Excerpted records »
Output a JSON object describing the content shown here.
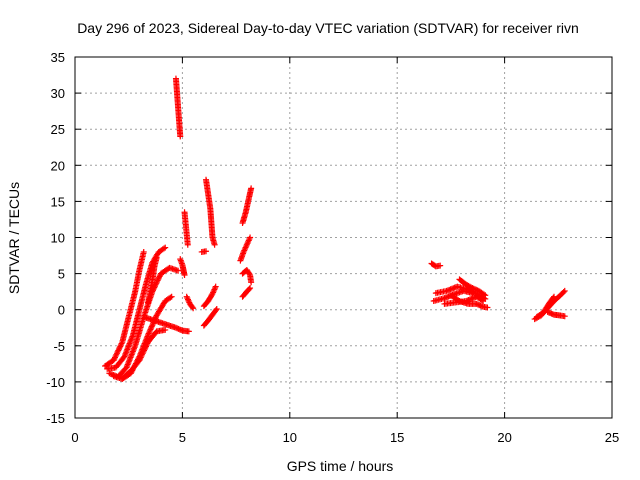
{
  "chart_data": {
    "type": "scatter",
    "title": "Day 296 of 2023, Sidereal Day-to-day VTEC variation (SDTVAR) for receiver rivn",
    "xlabel": "GPS time / hours",
    "ylabel": "SDTVAR / TECUs",
    "xlim": [
      0,
      25
    ],
    "ylim": [
      -15,
      35
    ],
    "xticks": [
      0,
      5,
      10,
      15,
      20,
      25
    ],
    "yticks": [
      -15,
      -10,
      -5,
      0,
      5,
      10,
      15,
      20,
      25,
      30,
      35
    ],
    "xtick_labels": [
      "0",
      "5",
      "10",
      "15",
      "20",
      "25"
    ],
    "ytick_labels": [
      "-15",
      "-10",
      "-5",
      "0",
      "5",
      "10",
      "15",
      "20",
      "25",
      "30",
      "35"
    ],
    "grid": true,
    "marker": "+",
    "color": "#ff0000",
    "tracks": [
      [
        [
          1.4,
          -7.8
        ],
        [
          1.8,
          -7.0
        ],
        [
          2.2,
          -4.5
        ],
        [
          2.5,
          -1.0
        ],
        [
          2.8,
          2.5
        ],
        [
          3.0,
          5.5
        ],
        [
          3.2,
          8.0
        ]
      ],
      [
        [
          1.5,
          -8.2
        ],
        [
          1.9,
          -8.0
        ],
        [
          2.3,
          -6.5
        ],
        [
          2.7,
          -3.5
        ],
        [
          3.0,
          0.0
        ],
        [
          3.3,
          3.5
        ],
        [
          3.6,
          6.5
        ],
        [
          3.9,
          8.0
        ],
        [
          4.2,
          8.6
        ]
      ],
      [
        [
          1.6,
          -8.8
        ],
        [
          2.0,
          -9.3
        ],
        [
          2.4,
          -8.0
        ],
        [
          2.8,
          -5.0
        ],
        [
          3.2,
          -1.0
        ],
        [
          3.6,
          2.5
        ],
        [
          4.0,
          5.0
        ],
        [
          4.4,
          5.8
        ],
        [
          4.8,
          5.4
        ]
      ],
      [
        [
          1.8,
          -9.2
        ],
        [
          2.2,
          -9.6
        ],
        [
          2.6,
          -8.8
        ],
        [
          3.0,
          -6.5
        ],
        [
          3.4,
          -3.5
        ],
        [
          3.8,
          -0.8
        ],
        [
          4.2,
          1.2
        ],
        [
          4.5,
          1.8
        ]
      ],
      [
        [
          2.2,
          -9.5
        ],
        [
          2.6,
          -8.5
        ],
        [
          3.0,
          -7.0
        ],
        [
          3.4,
          -4.5
        ],
        [
          3.8,
          -3.0
        ],
        [
          4.2,
          -2.8
        ]
      ],
      [
        [
          3.2,
          -1.0
        ],
        [
          3.7,
          -1.5
        ],
        [
          4.2,
          -2.0
        ],
        [
          4.7,
          -2.5
        ],
        [
          5.0,
          -2.9
        ],
        [
          5.3,
          -3.0
        ]
      ],
      [
        [
          3.4,
          1.0
        ],
        [
          3.6,
          4.0
        ],
        [
          3.7,
          6.0
        ],
        [
          3.8,
          7.2
        ]
      ],
      [
        [
          4.7,
          32.0
        ],
        [
          4.75,
          30.0
        ],
        [
          4.8,
          28.0
        ],
        [
          4.85,
          26.0
        ],
        [
          4.9,
          24.0
        ]
      ],
      [
        [
          4.9,
          7.0
        ],
        [
          5.0,
          6.2
        ],
        [
          5.05,
          5.5
        ],
        [
          5.1,
          4.8
        ]
      ],
      [
        [
          5.1,
          13.5
        ],
        [
          5.15,
          12.0
        ],
        [
          5.2,
          10.5
        ],
        [
          5.25,
          9.0
        ]
      ],
      [
        [
          5.2,
          1.8
        ],
        [
          5.35,
          0.8
        ],
        [
          5.5,
          0.2
        ]
      ],
      [
        [
          6.1,
          18.0
        ],
        [
          6.2,
          16.0
        ],
        [
          6.3,
          14.0
        ],
        [
          6.35,
          12.0
        ],
        [
          6.4,
          10.0
        ],
        [
          6.5,
          9.0
        ]
      ],
      [
        [
          5.9,
          8.0
        ],
        [
          6.1,
          8.1
        ]
      ],
      [
        [
          6.0,
          0.5
        ],
        [
          6.2,
          1.2
        ],
        [
          6.4,
          2.2
        ],
        [
          6.55,
          3.2
        ]
      ],
      [
        [
          6.0,
          -2.2
        ],
        [
          6.2,
          -1.5
        ],
        [
          6.4,
          -0.7
        ],
        [
          6.6,
          0.1
        ]
      ],
      [
        [
          7.8,
          12.0
        ],
        [
          7.95,
          13.5
        ],
        [
          8.1,
          15.5
        ],
        [
          8.2,
          16.8
        ]
      ],
      [
        [
          7.7,
          6.8
        ],
        [
          7.85,
          8.0
        ],
        [
          8.0,
          9.0
        ],
        [
          8.15,
          10.0
        ]
      ],
      [
        [
          7.8,
          5.0
        ],
        [
          8.0,
          5.5
        ],
        [
          8.15,
          4.8
        ],
        [
          8.2,
          3.8
        ]
      ],
      [
        [
          7.8,
          1.8
        ],
        [
          8.0,
          2.5
        ],
        [
          8.15,
          3.0
        ]
      ],
      [
        [
          16.6,
          6.4
        ],
        [
          16.8,
          6.0
        ],
        [
          17.0,
          6.1
        ]
      ],
      [
        [
          16.7,
          1.2
        ],
        [
          17.2,
          1.6
        ],
        [
          17.7,
          2.2
        ],
        [
          18.1,
          2.6
        ],
        [
          18.5,
          2.3
        ]
      ],
      [
        [
          16.8,
          2.3
        ],
        [
          17.3,
          2.6
        ],
        [
          17.8,
          3.2
        ],
        [
          18.3,
          2.8
        ],
        [
          18.8,
          2.0
        ],
        [
          19.1,
          1.5
        ]
      ],
      [
        [
          17.2,
          0.8
        ],
        [
          17.7,
          1.0
        ],
        [
          18.2,
          1.2
        ],
        [
          18.7,
          1.8
        ],
        [
          19.0,
          1.2
        ]
      ],
      [
        [
          17.5,
          2.0
        ],
        [
          17.9,
          1.2
        ],
        [
          18.3,
          0.8
        ],
        [
          18.7,
          0.8
        ],
        [
          19.0,
          0.4
        ],
        [
          19.2,
          0.3
        ]
      ],
      [
        [
          17.9,
          4.2
        ],
        [
          18.2,
          3.5
        ],
        [
          18.5,
          3.0
        ],
        [
          18.8,
          2.6
        ],
        [
          19.1,
          2.0
        ]
      ],
      [
        [
          21.4,
          -1.3
        ],
        [
          21.7,
          -0.8
        ],
        [
          22.0,
          0.2
        ],
        [
          22.3,
          1.2
        ],
        [
          22.6,
          2.0
        ],
        [
          22.8,
          2.6
        ]
      ],
      [
        [
          21.5,
          -1.0
        ],
        [
          21.8,
          -0.4
        ],
        [
          22.1,
          1.0
        ],
        [
          22.3,
          1.8
        ]
      ],
      [
        [
          22.0,
          -0.3
        ],
        [
          22.3,
          -0.7
        ],
        [
          22.6,
          -0.8
        ],
        [
          22.8,
          -0.9
        ]
      ]
    ]
  }
}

Task description »
Return each line in the records that holds the string "SDTVAR".

The response »
    "title": "Day 296 of 2023, Sidereal Day-to-day VTEC variation (SDTVAR) for receiver rivn",
    "ylabel": "SDTVAR / TECUs",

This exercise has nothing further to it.